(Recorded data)

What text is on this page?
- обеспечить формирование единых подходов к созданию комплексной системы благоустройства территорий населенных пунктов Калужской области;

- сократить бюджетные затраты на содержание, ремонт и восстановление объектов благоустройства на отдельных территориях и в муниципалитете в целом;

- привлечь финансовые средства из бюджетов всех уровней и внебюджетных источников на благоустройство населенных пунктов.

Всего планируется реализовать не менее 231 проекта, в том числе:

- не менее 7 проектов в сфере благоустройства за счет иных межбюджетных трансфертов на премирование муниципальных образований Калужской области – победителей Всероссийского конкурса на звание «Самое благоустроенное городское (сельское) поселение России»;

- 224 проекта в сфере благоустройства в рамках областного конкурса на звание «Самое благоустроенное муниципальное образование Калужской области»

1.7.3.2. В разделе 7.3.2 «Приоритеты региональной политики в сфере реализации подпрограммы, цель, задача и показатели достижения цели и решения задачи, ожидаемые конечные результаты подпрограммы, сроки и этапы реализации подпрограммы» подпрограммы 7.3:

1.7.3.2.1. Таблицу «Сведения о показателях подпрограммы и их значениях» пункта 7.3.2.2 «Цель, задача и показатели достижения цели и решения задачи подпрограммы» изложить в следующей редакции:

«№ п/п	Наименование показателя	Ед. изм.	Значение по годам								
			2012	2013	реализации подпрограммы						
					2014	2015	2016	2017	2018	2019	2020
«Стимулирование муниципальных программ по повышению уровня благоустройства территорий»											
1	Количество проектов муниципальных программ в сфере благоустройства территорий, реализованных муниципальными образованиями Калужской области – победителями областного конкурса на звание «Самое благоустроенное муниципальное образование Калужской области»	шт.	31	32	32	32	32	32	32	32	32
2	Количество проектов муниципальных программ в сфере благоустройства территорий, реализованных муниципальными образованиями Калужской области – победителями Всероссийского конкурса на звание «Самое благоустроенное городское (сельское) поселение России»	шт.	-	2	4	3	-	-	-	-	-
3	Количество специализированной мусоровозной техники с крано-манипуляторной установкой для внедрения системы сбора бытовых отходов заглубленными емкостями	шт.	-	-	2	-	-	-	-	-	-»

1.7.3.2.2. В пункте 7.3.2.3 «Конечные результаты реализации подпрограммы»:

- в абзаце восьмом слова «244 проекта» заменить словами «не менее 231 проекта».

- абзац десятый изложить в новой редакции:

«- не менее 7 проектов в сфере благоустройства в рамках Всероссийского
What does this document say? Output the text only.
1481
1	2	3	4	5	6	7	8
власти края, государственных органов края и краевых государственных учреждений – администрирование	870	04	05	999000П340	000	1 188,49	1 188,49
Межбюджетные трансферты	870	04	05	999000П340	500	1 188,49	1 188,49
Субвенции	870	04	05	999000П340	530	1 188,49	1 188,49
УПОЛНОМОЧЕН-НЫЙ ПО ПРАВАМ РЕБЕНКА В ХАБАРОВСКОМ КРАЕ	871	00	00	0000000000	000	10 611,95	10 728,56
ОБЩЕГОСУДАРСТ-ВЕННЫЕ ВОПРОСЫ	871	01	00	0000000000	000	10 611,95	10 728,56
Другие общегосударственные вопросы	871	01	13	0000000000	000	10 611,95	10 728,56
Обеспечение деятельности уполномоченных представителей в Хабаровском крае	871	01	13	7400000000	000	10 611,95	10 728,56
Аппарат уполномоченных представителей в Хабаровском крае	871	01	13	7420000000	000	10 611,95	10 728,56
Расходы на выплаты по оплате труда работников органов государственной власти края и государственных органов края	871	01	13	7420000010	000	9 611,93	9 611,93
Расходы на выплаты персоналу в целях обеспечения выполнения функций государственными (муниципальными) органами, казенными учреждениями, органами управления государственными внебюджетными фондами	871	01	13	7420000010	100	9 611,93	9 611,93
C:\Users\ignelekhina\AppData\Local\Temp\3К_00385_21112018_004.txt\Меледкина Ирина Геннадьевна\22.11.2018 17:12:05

## Given task:
Copy every line from the entries that contains the word "реализованных".

## Written solution:
1	Количество проектов муниципальных программ в сфере благоустройства территорий, реализованных муниципальными образованиями Калужской области – победителями областного конкурса на звание «Самое благоустроенное муниципальное образование Калужской области»	шт.	31	32	32	32	32	32	32	32	32
2	Количество проектов муниципальных программ в сфере благоустройства территорий, реализованных муниципальными образованиями Калужской области – победителями Всероссийского конкурса на звание «Самое благоустроенное городское (сельское) поселение России»	шт.	-	2	4	3	-	-	-	-	-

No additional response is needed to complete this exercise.